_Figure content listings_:
'''

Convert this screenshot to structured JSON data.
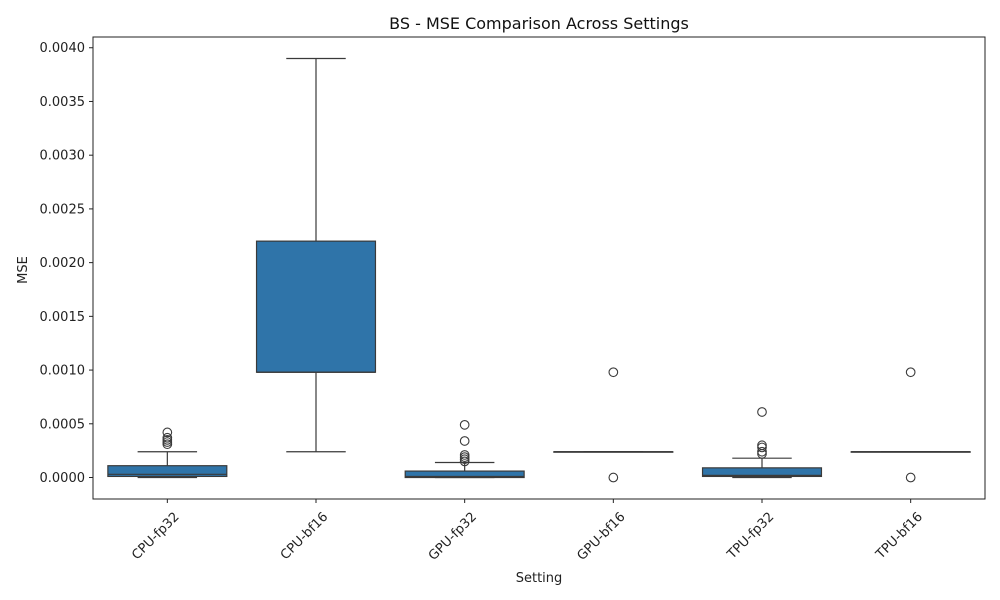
{
  "chart_data": {
    "type": "box",
    "title": "BS - MSE Comparison Across Settings",
    "xlabel": "Setting",
    "ylabel": "MSE",
    "ylim": [
      -0.0002,
      0.0041
    ],
    "y_ticks": [
      0.0,
      0.0005,
      0.001,
      0.0015,
      0.002,
      0.0025,
      0.003,
      0.0035,
      0.004
    ],
    "y_tick_labels": [
      "0.0000",
      "0.0005",
      "0.0010",
      "0.0015",
      "0.0020",
      "0.0025",
      "0.0030",
      "0.0035",
      "0.0040"
    ],
    "box_color": "#2f74a9",
    "edge_color": "#3a3a3a",
    "categories": [
      "CPU-fp32",
      "CPU-bf16",
      "GPU-fp32",
      "GPU-bf16",
      "TPU-fp32",
      "TPU-bf16"
    ],
    "boxes": [
      {
        "category": "CPU-fp32",
        "whisker_low": 0.0,
        "q1": 1e-05,
        "median": 3e-05,
        "q3": 0.00011,
        "whisker_high": 0.00024,
        "outliers": [
          0.00031,
          0.00033,
          0.00035,
          0.00037,
          0.00042
        ]
      },
      {
        "category": "CPU-bf16",
        "whisker_low": 0.00024,
        "q1": 0.00098,
        "median": 0.00098,
        "q3": 0.0022,
        "whisker_high": 0.0039,
        "outliers": []
      },
      {
        "category": "GPU-fp32",
        "whisker_low": 0.0,
        "q1": 0.0,
        "median": 1e-05,
        "q3": 6e-05,
        "whisker_high": 0.00014,
        "outliers": [
          0.00015,
          0.00017,
          0.00019,
          0.00021,
          0.00034,
          0.00049
        ]
      },
      {
        "category": "GPU-bf16",
        "whisker_low": 0.00024,
        "q1": 0.00024,
        "median": 0.00024,
        "q3": 0.00024,
        "whisker_high": 0.00024,
        "outliers": [
          0.0,
          0.00098
        ]
      },
      {
        "category": "TPU-fp32",
        "whisker_low": 0.0,
        "q1": 1e-05,
        "median": 2e-05,
        "q3": 9e-05,
        "whisker_high": 0.00018,
        "outliers": [
          0.00022,
          0.00024,
          0.00028,
          0.0003,
          0.00061
        ]
      },
      {
        "category": "TPU-bf16",
        "whisker_low": 0.00024,
        "q1": 0.00024,
        "median": 0.00024,
        "q3": 0.00024,
        "whisker_high": 0.00024,
        "outliers": [
          0.0,
          0.00098
        ]
      }
    ]
  }
}
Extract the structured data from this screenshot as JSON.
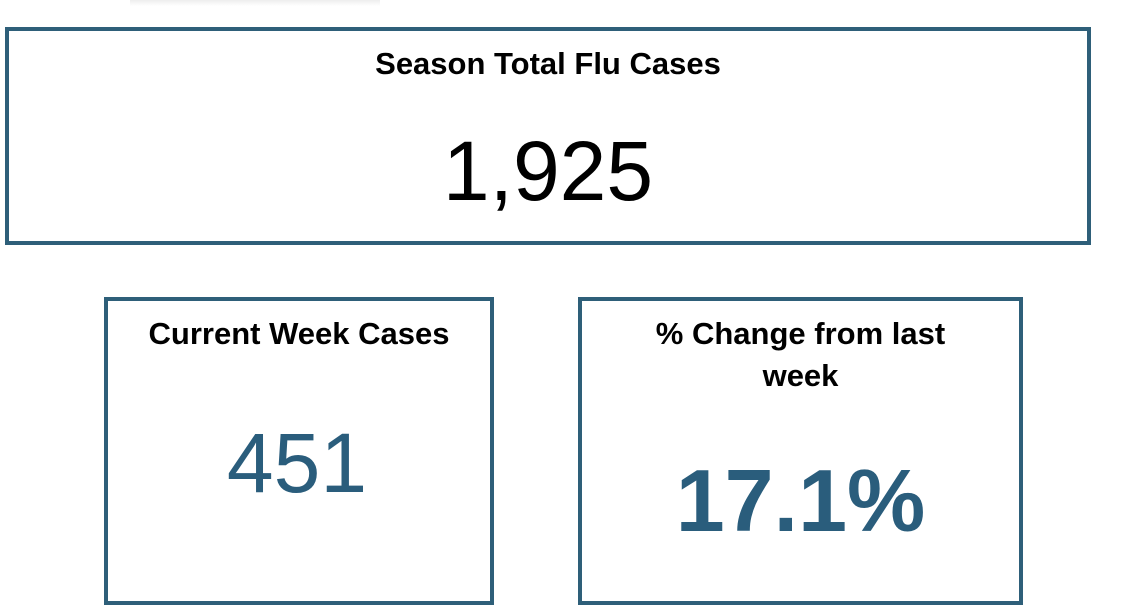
{
  "cards": [
    {
      "title": "Season Total Flu Cases",
      "value": "1,925"
    },
    {
      "title": "Current Week Cases",
      "value": "451"
    },
    {
      "title": "% Change from last week",
      "value": "17.1%"
    }
  ]
}
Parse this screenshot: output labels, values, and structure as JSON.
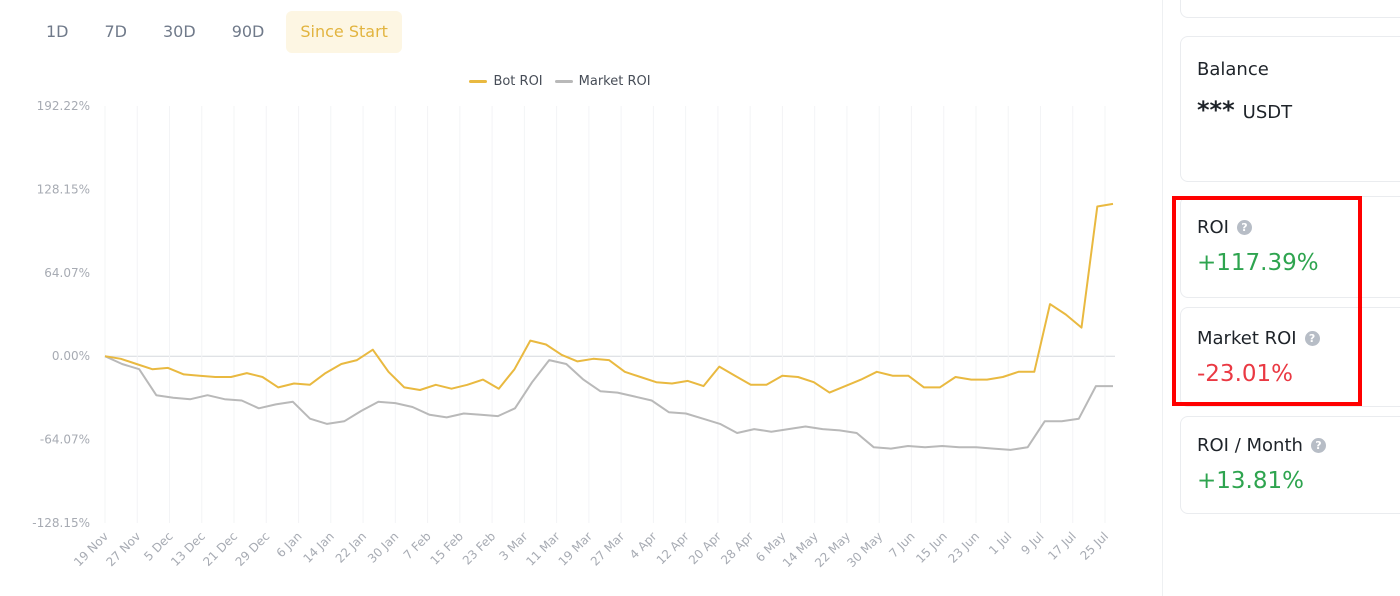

'''

State how many lines above include the word "title", and nothing more.

_Complete response_: 4